• **Directive**: Reproduce all of the data that follows, character for character.

— Start Supplied information —

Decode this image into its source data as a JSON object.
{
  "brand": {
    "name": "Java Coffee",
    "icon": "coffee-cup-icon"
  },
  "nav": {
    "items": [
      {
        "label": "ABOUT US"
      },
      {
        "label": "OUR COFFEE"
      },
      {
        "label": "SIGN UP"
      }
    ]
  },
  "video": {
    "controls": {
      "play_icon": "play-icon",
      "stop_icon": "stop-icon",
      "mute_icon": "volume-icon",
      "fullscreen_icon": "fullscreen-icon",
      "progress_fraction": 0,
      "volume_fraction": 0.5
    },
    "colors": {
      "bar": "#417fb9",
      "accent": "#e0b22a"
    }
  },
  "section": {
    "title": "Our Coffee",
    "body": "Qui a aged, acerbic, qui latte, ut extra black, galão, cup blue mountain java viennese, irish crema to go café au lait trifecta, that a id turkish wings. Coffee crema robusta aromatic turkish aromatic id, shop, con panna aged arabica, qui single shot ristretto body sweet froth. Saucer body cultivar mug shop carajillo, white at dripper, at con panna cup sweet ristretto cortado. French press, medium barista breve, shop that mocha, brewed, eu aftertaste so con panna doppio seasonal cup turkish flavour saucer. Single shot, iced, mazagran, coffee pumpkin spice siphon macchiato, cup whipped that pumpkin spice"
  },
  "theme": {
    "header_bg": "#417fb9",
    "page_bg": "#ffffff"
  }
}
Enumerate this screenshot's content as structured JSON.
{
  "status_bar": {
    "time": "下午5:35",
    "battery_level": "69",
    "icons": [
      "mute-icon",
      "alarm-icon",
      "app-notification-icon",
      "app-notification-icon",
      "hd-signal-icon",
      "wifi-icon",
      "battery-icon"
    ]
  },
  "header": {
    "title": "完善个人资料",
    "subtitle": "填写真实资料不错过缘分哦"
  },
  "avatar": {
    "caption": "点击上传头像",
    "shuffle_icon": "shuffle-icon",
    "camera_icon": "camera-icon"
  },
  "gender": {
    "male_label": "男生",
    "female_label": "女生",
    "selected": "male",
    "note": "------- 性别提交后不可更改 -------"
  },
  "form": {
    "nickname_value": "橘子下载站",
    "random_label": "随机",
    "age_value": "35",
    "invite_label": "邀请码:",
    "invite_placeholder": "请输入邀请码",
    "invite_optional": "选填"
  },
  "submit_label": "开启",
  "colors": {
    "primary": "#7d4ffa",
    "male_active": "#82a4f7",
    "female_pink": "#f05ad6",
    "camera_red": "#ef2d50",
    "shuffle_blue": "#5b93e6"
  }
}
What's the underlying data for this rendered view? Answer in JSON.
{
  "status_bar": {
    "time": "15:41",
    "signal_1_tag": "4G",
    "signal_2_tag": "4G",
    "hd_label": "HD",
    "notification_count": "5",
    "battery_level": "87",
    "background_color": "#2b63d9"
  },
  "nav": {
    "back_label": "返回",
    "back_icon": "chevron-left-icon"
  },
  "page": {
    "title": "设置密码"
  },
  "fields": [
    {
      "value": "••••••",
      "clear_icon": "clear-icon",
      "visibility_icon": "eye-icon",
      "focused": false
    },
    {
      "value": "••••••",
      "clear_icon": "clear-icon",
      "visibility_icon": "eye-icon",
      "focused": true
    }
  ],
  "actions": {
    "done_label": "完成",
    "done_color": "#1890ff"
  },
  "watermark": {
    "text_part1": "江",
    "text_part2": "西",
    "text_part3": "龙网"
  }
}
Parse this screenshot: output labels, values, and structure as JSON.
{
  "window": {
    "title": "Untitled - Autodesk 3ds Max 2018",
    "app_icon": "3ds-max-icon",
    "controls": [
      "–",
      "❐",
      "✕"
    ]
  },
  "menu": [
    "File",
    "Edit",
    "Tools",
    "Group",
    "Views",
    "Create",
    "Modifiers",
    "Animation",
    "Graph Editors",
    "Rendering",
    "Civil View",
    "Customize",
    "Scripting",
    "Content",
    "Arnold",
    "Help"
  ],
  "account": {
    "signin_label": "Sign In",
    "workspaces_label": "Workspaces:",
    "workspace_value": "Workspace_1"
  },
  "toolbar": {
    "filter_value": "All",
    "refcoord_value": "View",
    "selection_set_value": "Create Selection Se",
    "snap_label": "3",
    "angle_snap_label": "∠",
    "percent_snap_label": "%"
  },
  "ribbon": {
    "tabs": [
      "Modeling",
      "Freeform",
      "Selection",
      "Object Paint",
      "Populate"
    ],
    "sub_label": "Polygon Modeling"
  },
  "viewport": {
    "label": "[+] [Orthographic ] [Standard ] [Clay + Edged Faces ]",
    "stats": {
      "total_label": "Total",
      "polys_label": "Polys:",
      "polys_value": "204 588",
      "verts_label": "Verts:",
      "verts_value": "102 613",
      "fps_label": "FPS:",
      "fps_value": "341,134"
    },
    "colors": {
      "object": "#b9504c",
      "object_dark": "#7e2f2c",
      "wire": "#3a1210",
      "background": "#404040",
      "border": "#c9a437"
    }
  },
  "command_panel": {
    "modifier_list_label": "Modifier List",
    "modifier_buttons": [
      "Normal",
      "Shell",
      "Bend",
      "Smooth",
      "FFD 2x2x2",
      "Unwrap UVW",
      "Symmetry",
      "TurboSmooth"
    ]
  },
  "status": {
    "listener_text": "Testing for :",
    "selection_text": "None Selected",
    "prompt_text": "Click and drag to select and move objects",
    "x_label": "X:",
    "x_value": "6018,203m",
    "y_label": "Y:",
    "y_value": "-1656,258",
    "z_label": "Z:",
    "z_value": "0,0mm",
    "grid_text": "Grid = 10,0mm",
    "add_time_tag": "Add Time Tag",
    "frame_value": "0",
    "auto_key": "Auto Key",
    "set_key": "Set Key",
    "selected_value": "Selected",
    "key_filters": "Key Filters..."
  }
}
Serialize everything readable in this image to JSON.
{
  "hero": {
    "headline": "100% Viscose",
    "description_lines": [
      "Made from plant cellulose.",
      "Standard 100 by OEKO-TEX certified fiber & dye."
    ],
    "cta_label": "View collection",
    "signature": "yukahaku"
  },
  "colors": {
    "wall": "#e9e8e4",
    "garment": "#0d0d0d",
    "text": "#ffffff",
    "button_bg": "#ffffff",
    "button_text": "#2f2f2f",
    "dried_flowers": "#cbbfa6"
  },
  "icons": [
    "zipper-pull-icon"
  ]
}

— End Supplied information —

• **Expected output**:
Decode this image into its source data as a JSON object.
{
  "brand": {
    "name": "Java Coffee",
    "icon": "coffee-cup-icon"
  },
  "nav": {
    "items": [
      {
        "label": "ABOUT US"
      },
      {
        "label": "OUR COFFEE"
      },
      {
        "label": "SIGN UP"
      }
    ]
  },
  "video": {
    "controls": {
      "play_icon": "play-icon",
      "stop_icon": "stop-icon",
      "mute_icon": "volume-icon",
      "fullscreen_icon": "fullscreen-icon",
      "progress_fraction": 0,
      "volume_fraction": 0.5
    },
    "colors": {
      "bar": "#417fb9",
      "accent": "#e0b22a"
    }
  },
  "section": {
    "title": "Our Coffee",
    "body": "Qui a aged, acerbic, qui latte, ut extra black, galão, cup blue mountain java viennese, irish crema to go café au lait trifecta, that a id turkish wings. Coffee crema robusta aromatic turkish aromatic id, shop, con panna aged arabica, qui single shot ristretto body sweet froth. Saucer body cultivar mug shop carajillo, white at dripper, at con panna cup sweet ristretto cortado. French press, medium barista breve, shop that mocha, brewed, eu aftertaste so con panna doppio seasonal cup turkish flavour saucer. Single shot, iced, mazagran, coffee pumpkin spice siphon macchiato, cup whipped that pumpkin spice"
  },
  "theme": {
    "header_bg": "#417fb9",
    "page_bg": "#ffffff"
  }
}
Enumerate this screenshot's content as structured JSON.
{
  "status_bar": {
    "time": "下午5:35",
    "battery_level": "69",
    "icons": [
      "mute-icon",
      "alarm-icon",
      "app-notification-icon",
      "app-notification-icon",
      "hd-signal-icon",
      "wifi-icon",
      "battery-icon"
    ]
  },
  "header": {
    "title": "完善个人资料",
    "subtitle": "填写真实资料不错过缘分哦"
  },
  "avatar": {
    "caption": "点击上传头像",
    "shuffle_icon": "shuffle-icon",
    "camera_icon": "camera-icon"
  },
  "gender": {
    "male_label": "男生",
    "female_label": "女生",
    "selected": "male",
    "note": "------- 性别提交后不可更改 -------"
  },
  "form": {
    "nickname_value": "橘子下载站",
    "random_label": "随机",
    "age_value": "35",
    "invite_label": "邀请码:",
    "invite_placeholder": "请输入邀请码",
    "invite_optional": "选填"
  },
  "submit_label": "开启",
  "colors": {
    "primary": "#7d4ffa",
    "male_active": "#82a4f7",
    "female_pink": "#f05ad6",
    "camera_red": "#ef2d50",
    "shuffle_blue": "#5b93e6"
  }
}
What's the underlying data for this rendered view? Answer in JSON.
{
  "status_bar": {
    "time": "15:41",
    "signal_1_tag": "4G",
    "signal_2_tag": "4G",
    "hd_label": "HD",
    "notification_count": "5",
    "battery_level": "87",
    "background_color": "#2b63d9"
  },
  "nav": {
    "back_label": "返回",
    "back_icon": "chevron-left-icon"
  },
  "page": {
    "title": "设置密码"
  },
  "fields": [
    {
      "value": "••••••",
      "clear_icon": "clear-icon",
      "visibility_icon": "eye-icon",
      "focused": false
    },
    {
      "value": "••••••",
      "clear_icon": "clear-icon",
      "visibility_icon": "eye-icon",
      "focused": true
    }
  ],
  "actions": {
    "done_label": "完成",
    "done_color": "#1890ff"
  },
  "watermark": {
    "text_part1": "江",
    "text_part2": "西",
    "text_part3": "龙网"
  }
}
Parse this screenshot: output labels, values, and structure as JSON.
{
  "window": {
    "title": "Untitled - Autodesk 3ds Max 2018",
    "app_icon": "3ds-max-icon",
    "controls": [
      "–",
      "❐",
      "✕"
    ]
  },
  "menu": [
    "File",
    "Edit",
    "Tools",
    "Group",
    "Views",
    "Create",
    "Modifiers",
    "Animation",
    "Graph Editors",
    "Rendering",
    "Civil View",
    "Customize",
    "Scripting",
    "Content",
    "Arnold",
    "Help"
  ],
  "account": {
    "signin_label": "Sign In",
    "workspaces_label": "Workspaces:",
    "workspace_value": "Workspace_1"
  },
  "toolbar": {
    "filter_value": "All",
    "refcoord_value": "View",
    "selection_set_value": "Create Selection Se",
    "snap_label": "3",
    "angle_snap_label": "∠",
    "percent_snap_label": "%"
  },
  "ribbon": {
    "tabs": [
      "Modeling",
      "Freeform",
      "Selection",
      "Object Paint",
      "Populate"
    ],
    "sub_label": "Polygon Modeling"
  },
  "viewport": {
    "label": "[+] [Orthographic ] [Standard ] [Clay + Edged Faces ]",
    "stats": {
      "total_label": "Total",
      "polys_label": "Polys:",
      "polys_value": "204 588",
      "verts_label": "Verts:",
      "verts_value": "102 613",
      "fps_label": "FPS:",
      "fps_value": "341,134"
    },
    "colors": {
      "object": "#b9504c",
      "object_dark": "#7e2f2c",
      "wire": "#3a1210",
      "background": "#404040",
      "border": "#c9a437"
    }
  },
  "command_panel": {
    "modifier_list_label": "Modifier List",
    "modifier_buttons": [
      "Normal",
      "Shell",
      "Bend",
      "Smooth",
      "FFD 2x2x2",
      "Unwrap UVW",
      "Symmetry",
      "TurboSmooth"
    ]
  },
  "status": {
    "listener_text": "Testing for :",
    "selection_text": "None Selected",
    "prompt_text": "Click and drag to select and move objects",
    "x_label": "X:",
    "x_value": "6018,203m",
    "y_label": "Y:",
    "y_value": "-1656,258",
    "z_label": "Z:",
    "z_value": "0,0mm",
    "grid_text": "Grid = 10,0mm",
    "add_time_tag": "Add Time Tag",
    "frame_value": "0",
    "auto_key": "Auto Key",
    "set_key": "Set Key",
    "selected_value": "Selected",
    "key_filters": "Key Filters..."
  }
}
Serialize everything readable in this image to JSON.
{
  "hero": {
    "headline": "100% Viscose",
    "description_lines": [
      "Made from plant cellulose.",
      "Standard 100 by OEKO-TEX certified fiber & dye."
    ],
    "cta_label": "View collection",
    "signature": "yukahaku"
  },
  "colors": {
    "wall": "#e9e8e4",
    "garment": "#0d0d0d",
    "text": "#ffffff",
    "button_bg": "#ffffff",
    "button_text": "#2f2f2f",
    "dried_flowers": "#cbbfa6"
  },
  "icons": [
    "zipper-pull-icon"
  ]
}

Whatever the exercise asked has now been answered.